**Given problem:**
In your copy, leave out the pictures; write out all the data exactly.

(Dataset items)
━━━━━━━━━━

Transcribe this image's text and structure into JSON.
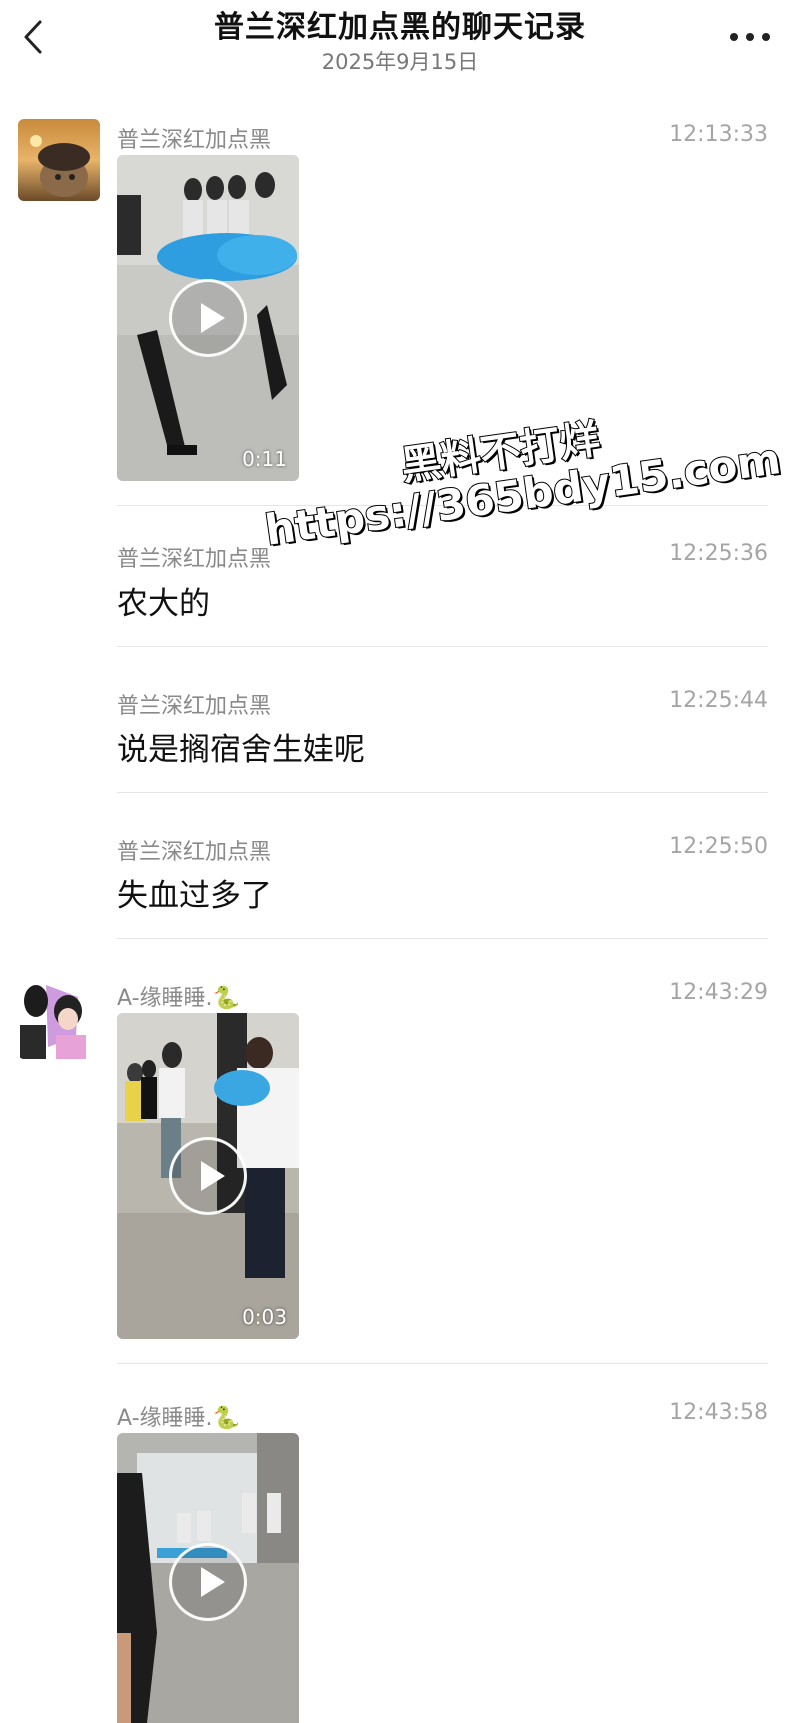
{
  "header": {
    "title": "普兰深红加点黑的聊天记录",
    "date": "2025年9月15日",
    "back_icon": "chevron-left-icon",
    "more_icon": "more-dots-icon"
  },
  "messages": [
    {
      "sender": "普兰深红加点黑",
      "time": "12:13:33",
      "type": "video",
      "duration": "0:11"
    },
    {
      "sender": "普兰深红加点黑",
      "time": "12:25:36",
      "type": "text",
      "text": "农大的"
    },
    {
      "sender": "普兰深红加点黑",
      "time": "12:25:44",
      "type": "text",
      "text": "说是搁宿舍生娃呢"
    },
    {
      "sender": "普兰深红加点黑",
      "time": "12:25:50",
      "type": "text",
      "text": "失血过多了"
    },
    {
      "sender": "A-缘睡睡.🐍",
      "time": "12:43:29",
      "type": "video",
      "duration": "0:03"
    },
    {
      "sender": "A-缘睡睡.🐍",
      "time": "12:43:58",
      "type": "video",
      "duration": ""
    }
  ],
  "watermark": {
    "line1": "黑料不打烊",
    "line2": "https://365bdy15.com"
  }
}
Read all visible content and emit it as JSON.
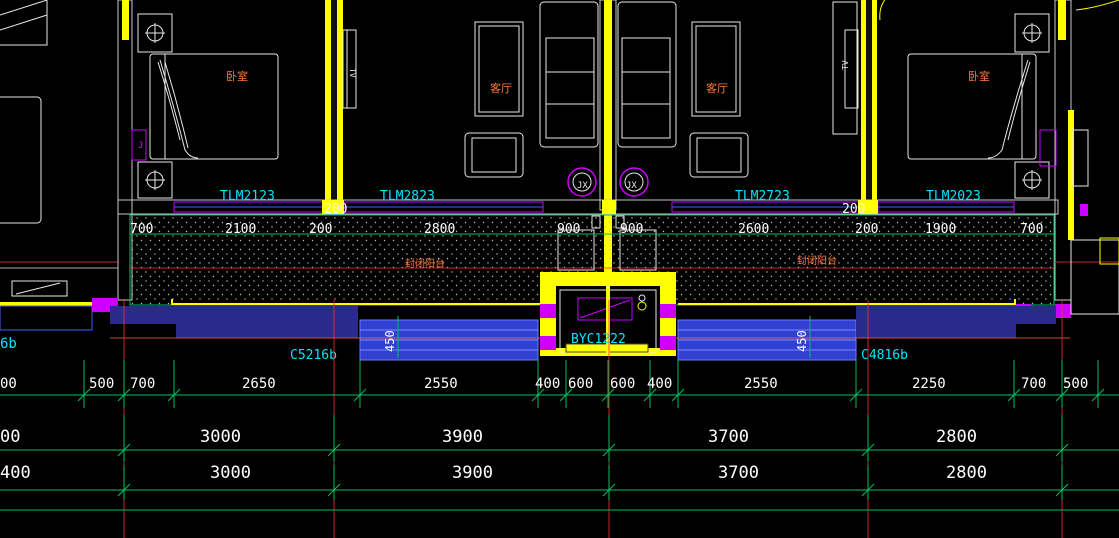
{
  "drawing": {
    "colors": {
      "background": "#000000",
      "wall_yellow": "#ffff00",
      "column_magenta": "#cc00ff",
      "dim_green": "#00c060",
      "dim_text": "#ffffff",
      "tag_cyan": "#00e5ff",
      "furniture": "#e8e8e8",
      "room_text": "#ff7a3a",
      "window_blue": "#4a5cff",
      "axis_red": "#ff3030",
      "gray": "#8a8a8a"
    },
    "windows": {
      "tlm1": "TLM2123",
      "tlm2": "TLM2823",
      "tlm3": "TLM2723",
      "tlm4": "TLM2023"
    },
    "openings": {
      "c_left": "C5216b",
      "c_right": "C4816b",
      "byc": "BYC1222",
      "left_edge": "6b"
    },
    "rooms": {
      "bedroom_left": "卧室",
      "living_left": "客厅",
      "living_right": "客厅",
      "bedroom_right": "卧室",
      "balcony_left": "封闭阳台",
      "balcony_right": "封闭阳台",
      "tv_left": "TV",
      "tv_right": "TV"
    },
    "top_dims": [
      "700",
      "2100",
      "200",
      "2800",
      "900",
      "900",
      "2600",
      "200",
      "200",
      "1900",
      "700",
      "200"
    ],
    "row1": [
      "00",
      "500",
      "700",
      "2650",
      "2550",
      "400",
      "600",
      "600",
      "400",
      "2550",
      "2250",
      "700",
      "500"
    ],
    "side_dims": {
      "left": "450",
      "right": "450"
    },
    "row2": [
      "00",
      "3000",
      "3900",
      "3700",
      "2800"
    ],
    "row3": [
      "400",
      "3000",
      "3900",
      "3700",
      "2800"
    ]
  }
}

━━━━━━━━━━

**The reply:**
Transcribe this image's text and structure into JSON.
{
  "header": {
    "title": "普兰深红加点黑的聊天记录",
    "date": "2025年9月15日",
    "back_icon": "chevron-left-icon",
    "more_icon": "more-dots-icon"
  },
  "messages": [
    {
      "sender": "普兰深红加点黑",
      "time": "12:13:33",
      "type": "video",
      "duration": "0:11"
    },
    {
      "sender": "普兰深红加点黑",
      "time": "12:25:36",
      "type": "text",
      "text": "农大的"
    },
    {
      "sender": "普兰深红加点黑",
      "time": "12:25:44",
      "type": "text",
      "text": "说是搁宿舍生娃呢"
    },
    {
      "sender": "普兰深红加点黑",
      "time": "12:25:50",
      "type": "text",
      "text": "失血过多了"
    },
    {
      "sender": "A-缘睡睡.🐍",
      "time": "12:43:29",
      "type": "video",
      "duration": "0:03"
    },
    {
      "sender": "A-缘睡睡.🐍",
      "time": "12:43:58",
      "type": "video",
      "duration": ""
    }
  ],
  "watermark": {
    "line1": "黑料不打烊",
    "line2": "https://365bdy15.com"
  }
}
Read all visible content and emit it as JSON.
{
  "drawing": {
    "colors": {
      "background": "#000000",
      "wall_yellow": "#ffff00",
      "column_magenta": "#cc00ff",
      "dim_green": "#00c060",
      "dim_text": "#ffffff",
      "tag_cyan": "#00e5ff",
      "furniture": "#e8e8e8",
      "room_text": "#ff7a3a",
      "window_blue": "#4a5cff",
      "axis_red": "#ff3030",
      "gray": "#8a8a8a"
    },
    "windows": {
      "tlm1": "TLM2123",
      "tlm2": "TLM2823",
      "tlm3": "TLM2723",
      "tlm4": "TLM2023"
    },
    "openings": {
      "c_left": "C5216b",
      "c_right": "C4816b",
      "byc": "BYC1222",
      "left_edge": "6b"
    },
    "rooms": {
      "bedroom_left": "卧室",
      "living_left": "客厅",
      "living_right": "客厅",
      "bedroom_right": "卧室",
      "balcony_left": "封闭阳台",
      "balcony_right": "封闭阳台",
      "tv_left": "TV",
      "tv_right": "TV"
    },
    "top_dims": [
      "700",
      "2100",
      "200",
      "2800",
      "900",
      "900",
      "2600",
      "200",
      "200",
      "1900",
      "700",
      "200"
    ],
    "row1": [
      "00",
      "500",
      "700",
      "2650",
      "2550",
      "400",
      "600",
      "600",
      "400",
      "2550",
      "2250",
      "700",
      "500"
    ],
    "side_dims": {
      "left": "450",
      "right": "450"
    },
    "row2": [
      "00",
      "3000",
      "3900",
      "3700",
      "2800"
    ],
    "row3": [
      "400",
      "3000",
      "3900",
      "3700",
      "2800"
    ]
  }
}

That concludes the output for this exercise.